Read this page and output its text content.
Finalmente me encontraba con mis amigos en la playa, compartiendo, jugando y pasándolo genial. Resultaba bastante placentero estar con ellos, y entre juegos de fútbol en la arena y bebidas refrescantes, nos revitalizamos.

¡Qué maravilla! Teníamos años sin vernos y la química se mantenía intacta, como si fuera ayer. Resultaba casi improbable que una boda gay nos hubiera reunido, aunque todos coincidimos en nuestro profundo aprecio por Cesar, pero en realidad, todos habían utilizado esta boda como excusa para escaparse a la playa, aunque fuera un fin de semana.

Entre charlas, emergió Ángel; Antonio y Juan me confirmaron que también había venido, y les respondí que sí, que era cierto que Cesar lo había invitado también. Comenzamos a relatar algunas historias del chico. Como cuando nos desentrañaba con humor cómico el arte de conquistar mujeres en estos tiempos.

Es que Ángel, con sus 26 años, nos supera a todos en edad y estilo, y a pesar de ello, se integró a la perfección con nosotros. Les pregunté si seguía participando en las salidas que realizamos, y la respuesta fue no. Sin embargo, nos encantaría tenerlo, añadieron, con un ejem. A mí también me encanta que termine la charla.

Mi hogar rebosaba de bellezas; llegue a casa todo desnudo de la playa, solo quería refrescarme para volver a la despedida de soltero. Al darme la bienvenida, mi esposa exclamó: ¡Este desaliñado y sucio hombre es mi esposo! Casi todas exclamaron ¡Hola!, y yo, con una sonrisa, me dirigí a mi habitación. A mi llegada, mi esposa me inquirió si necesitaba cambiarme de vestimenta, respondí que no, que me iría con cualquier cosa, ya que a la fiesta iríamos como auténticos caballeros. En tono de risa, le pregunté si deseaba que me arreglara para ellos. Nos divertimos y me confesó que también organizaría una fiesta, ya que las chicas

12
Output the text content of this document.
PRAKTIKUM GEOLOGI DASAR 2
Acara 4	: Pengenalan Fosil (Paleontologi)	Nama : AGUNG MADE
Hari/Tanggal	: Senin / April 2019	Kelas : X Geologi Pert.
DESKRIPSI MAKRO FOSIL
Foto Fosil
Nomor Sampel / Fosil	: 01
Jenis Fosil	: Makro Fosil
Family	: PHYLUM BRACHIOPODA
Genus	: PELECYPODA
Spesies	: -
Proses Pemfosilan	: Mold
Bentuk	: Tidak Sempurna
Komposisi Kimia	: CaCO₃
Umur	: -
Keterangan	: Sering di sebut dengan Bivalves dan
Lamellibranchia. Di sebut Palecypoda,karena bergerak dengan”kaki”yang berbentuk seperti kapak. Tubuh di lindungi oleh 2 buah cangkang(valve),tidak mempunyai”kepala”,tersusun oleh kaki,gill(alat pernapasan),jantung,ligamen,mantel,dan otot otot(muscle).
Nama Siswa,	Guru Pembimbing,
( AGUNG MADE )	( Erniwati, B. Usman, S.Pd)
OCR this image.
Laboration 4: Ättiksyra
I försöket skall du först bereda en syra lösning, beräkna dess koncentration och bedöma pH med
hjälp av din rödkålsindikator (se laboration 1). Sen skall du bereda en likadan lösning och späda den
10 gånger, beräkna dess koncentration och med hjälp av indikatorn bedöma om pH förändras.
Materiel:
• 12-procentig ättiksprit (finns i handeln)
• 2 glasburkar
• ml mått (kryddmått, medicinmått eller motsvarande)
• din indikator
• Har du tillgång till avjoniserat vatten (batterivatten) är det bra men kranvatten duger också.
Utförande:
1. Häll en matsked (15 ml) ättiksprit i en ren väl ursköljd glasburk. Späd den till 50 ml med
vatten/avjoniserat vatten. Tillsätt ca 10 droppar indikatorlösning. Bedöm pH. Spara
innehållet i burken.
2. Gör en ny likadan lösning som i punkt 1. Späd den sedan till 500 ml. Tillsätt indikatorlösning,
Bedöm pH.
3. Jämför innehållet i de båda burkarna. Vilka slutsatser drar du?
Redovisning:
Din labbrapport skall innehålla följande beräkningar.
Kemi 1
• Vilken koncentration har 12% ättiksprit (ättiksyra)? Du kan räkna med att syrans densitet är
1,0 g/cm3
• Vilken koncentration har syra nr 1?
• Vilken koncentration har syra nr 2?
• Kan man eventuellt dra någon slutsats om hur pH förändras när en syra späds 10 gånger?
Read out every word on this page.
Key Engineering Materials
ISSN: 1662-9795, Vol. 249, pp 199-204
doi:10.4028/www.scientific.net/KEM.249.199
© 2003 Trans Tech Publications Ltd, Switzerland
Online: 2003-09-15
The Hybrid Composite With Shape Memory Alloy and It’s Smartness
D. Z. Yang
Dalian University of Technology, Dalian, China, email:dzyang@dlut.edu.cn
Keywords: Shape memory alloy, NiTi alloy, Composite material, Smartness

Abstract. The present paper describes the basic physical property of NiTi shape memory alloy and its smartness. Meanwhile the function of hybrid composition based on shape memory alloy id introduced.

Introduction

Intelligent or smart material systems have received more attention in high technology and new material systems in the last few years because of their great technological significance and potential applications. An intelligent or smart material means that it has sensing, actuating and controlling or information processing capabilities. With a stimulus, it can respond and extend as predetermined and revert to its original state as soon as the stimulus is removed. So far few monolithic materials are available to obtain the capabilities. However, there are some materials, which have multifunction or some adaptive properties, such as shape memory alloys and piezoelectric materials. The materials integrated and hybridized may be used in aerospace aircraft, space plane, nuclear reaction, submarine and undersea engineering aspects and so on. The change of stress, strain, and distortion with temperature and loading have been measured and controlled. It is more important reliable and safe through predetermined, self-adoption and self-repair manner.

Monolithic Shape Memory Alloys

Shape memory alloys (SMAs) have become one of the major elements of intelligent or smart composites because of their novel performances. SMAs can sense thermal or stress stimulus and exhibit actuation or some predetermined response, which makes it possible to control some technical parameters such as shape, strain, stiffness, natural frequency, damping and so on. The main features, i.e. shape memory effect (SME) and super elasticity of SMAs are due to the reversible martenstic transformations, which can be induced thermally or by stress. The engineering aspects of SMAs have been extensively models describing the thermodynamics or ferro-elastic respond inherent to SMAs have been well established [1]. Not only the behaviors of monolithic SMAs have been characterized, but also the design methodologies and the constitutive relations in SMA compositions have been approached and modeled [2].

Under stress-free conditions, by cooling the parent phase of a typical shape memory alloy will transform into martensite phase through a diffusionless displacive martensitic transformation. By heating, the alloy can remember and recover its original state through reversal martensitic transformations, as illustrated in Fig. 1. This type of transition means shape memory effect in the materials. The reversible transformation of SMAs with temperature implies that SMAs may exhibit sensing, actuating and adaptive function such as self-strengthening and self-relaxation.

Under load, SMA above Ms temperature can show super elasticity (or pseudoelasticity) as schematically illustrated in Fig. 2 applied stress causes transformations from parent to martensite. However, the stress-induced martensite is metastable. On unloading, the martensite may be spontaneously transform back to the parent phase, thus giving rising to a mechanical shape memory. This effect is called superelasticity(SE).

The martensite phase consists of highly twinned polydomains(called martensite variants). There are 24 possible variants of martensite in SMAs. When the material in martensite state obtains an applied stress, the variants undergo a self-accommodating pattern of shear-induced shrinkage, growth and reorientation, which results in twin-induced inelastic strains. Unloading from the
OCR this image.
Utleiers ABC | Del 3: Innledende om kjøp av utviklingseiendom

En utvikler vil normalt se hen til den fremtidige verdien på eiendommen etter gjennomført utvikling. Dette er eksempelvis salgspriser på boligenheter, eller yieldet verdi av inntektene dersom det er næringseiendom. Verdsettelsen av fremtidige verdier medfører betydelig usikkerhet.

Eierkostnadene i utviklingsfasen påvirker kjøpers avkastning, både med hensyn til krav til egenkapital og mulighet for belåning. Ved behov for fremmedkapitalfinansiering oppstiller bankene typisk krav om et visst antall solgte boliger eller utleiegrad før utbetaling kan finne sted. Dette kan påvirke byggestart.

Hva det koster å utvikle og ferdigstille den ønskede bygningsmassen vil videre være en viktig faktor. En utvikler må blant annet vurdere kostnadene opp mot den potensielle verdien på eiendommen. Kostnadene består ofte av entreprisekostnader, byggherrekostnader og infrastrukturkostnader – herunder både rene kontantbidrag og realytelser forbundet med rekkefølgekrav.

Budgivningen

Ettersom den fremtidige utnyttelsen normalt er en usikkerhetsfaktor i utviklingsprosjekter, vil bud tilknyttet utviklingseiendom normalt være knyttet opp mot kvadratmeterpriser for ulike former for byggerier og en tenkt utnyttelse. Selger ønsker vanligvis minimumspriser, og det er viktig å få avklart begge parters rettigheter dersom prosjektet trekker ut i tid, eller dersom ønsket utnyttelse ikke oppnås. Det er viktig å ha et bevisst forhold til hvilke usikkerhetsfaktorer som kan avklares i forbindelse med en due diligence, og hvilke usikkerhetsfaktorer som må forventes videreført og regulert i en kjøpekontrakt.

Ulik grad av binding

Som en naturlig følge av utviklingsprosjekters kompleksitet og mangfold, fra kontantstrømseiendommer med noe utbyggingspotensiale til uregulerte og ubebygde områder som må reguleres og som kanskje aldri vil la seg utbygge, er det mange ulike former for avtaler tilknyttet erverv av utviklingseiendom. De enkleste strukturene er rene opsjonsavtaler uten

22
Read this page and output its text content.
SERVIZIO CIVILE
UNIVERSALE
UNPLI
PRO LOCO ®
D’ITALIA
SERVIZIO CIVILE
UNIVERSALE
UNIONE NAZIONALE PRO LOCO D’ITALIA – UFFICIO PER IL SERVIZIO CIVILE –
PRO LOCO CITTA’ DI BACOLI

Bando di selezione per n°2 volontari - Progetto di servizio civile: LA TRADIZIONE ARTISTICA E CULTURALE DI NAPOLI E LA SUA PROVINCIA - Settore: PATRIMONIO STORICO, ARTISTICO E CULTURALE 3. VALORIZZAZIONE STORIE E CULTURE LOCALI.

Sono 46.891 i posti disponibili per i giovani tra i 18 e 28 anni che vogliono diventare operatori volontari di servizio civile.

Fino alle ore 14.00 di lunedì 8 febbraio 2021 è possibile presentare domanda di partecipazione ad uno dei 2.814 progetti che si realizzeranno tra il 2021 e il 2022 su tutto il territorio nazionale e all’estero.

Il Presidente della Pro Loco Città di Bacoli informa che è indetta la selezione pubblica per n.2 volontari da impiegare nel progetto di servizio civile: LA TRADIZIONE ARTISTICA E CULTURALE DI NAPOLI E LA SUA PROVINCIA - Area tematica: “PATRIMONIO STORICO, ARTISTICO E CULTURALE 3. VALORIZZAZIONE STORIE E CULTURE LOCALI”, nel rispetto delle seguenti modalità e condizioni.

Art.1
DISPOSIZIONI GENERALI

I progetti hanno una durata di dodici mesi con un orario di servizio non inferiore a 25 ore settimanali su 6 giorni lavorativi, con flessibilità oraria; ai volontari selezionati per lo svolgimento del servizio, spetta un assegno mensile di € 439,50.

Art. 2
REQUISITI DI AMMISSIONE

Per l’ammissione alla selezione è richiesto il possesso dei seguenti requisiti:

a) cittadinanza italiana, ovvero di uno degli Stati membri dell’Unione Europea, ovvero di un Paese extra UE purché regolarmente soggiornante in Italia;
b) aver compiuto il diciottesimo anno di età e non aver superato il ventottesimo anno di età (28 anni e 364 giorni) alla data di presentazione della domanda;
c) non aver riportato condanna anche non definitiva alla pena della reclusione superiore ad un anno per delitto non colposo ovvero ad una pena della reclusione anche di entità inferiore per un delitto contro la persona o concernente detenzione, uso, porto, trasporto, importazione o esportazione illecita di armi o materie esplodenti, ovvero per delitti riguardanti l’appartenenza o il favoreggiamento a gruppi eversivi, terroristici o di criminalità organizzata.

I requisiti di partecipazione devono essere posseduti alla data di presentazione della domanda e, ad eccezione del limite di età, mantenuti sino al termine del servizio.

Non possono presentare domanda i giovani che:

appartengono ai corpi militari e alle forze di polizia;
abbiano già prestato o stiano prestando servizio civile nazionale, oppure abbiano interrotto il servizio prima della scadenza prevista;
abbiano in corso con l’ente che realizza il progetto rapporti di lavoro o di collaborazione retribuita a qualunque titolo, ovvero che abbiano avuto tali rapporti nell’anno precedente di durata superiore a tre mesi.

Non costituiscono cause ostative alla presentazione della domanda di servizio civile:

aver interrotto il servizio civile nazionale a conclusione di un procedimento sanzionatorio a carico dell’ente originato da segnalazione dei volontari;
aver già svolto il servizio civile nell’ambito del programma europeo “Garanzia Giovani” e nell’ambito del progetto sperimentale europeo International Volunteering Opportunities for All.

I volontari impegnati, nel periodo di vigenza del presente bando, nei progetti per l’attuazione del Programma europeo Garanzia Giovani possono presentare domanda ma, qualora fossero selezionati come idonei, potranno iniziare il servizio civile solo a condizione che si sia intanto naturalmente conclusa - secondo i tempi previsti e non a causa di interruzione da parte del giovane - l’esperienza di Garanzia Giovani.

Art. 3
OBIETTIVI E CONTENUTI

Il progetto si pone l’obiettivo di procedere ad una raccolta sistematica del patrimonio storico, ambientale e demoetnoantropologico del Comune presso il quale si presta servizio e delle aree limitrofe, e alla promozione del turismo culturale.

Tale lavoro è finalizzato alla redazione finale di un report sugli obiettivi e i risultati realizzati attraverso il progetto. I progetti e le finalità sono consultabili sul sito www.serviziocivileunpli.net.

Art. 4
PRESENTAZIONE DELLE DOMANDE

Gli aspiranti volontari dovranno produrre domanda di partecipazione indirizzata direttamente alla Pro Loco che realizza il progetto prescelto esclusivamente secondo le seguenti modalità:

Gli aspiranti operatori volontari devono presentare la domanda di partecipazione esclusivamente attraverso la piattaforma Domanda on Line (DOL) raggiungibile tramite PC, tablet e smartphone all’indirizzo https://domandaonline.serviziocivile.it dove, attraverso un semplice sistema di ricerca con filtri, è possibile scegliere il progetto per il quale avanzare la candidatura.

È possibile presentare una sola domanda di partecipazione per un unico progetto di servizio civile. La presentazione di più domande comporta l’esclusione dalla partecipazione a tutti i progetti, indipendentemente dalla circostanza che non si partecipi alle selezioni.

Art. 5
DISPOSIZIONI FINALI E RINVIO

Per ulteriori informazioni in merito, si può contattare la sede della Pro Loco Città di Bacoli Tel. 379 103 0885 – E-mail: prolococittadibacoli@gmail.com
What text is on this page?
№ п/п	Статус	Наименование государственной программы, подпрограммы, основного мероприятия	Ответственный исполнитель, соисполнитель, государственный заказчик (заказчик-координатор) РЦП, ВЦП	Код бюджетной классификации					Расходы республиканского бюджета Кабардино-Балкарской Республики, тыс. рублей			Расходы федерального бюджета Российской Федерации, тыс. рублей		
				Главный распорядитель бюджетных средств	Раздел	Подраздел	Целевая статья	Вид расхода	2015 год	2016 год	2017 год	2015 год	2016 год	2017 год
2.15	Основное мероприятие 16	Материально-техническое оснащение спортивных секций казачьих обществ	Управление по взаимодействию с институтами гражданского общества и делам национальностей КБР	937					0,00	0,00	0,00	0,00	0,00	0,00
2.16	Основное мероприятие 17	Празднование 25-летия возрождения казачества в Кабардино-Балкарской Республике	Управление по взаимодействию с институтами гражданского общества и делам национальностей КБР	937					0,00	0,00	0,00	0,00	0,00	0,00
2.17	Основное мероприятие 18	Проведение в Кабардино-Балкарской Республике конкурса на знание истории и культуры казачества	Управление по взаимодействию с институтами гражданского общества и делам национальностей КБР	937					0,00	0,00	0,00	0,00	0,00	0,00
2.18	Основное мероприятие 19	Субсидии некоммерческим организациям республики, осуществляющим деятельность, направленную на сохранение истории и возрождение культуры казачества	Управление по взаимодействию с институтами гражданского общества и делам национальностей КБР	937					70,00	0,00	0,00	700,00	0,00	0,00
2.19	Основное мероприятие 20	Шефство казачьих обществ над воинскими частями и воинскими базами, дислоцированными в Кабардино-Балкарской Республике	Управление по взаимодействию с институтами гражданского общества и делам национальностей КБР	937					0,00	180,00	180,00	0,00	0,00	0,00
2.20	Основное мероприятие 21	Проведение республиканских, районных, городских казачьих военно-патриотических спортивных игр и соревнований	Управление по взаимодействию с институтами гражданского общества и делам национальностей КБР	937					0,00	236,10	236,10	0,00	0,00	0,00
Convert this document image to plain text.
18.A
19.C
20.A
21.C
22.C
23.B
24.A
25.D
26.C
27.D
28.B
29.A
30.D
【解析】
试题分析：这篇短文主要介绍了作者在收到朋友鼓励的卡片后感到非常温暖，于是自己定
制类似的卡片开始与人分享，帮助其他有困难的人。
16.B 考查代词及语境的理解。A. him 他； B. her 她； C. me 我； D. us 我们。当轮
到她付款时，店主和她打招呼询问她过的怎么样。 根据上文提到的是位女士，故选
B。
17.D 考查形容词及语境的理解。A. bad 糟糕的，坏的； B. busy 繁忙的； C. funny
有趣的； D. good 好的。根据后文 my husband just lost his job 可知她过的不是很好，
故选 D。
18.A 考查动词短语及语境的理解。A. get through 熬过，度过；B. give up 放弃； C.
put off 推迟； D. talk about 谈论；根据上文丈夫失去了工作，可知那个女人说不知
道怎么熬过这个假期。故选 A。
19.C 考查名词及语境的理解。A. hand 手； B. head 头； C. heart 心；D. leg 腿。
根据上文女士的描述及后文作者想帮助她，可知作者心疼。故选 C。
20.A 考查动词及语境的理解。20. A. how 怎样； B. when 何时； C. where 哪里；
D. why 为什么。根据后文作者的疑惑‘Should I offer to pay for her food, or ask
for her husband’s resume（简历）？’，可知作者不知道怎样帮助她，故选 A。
· · · ·
Written instruction | Filter the listing for the word "Tillsätt" and copy every line that holds it.

Response |
vatten/avjoniserat vatten. Tillsätt ca 10 droppar indikatorlösning. Bedöm pH. Spara
2. Gör en ny likadan lösning som i punkt 1. Späd den sedan till 500 ml. Tillsätt indikatorlösning,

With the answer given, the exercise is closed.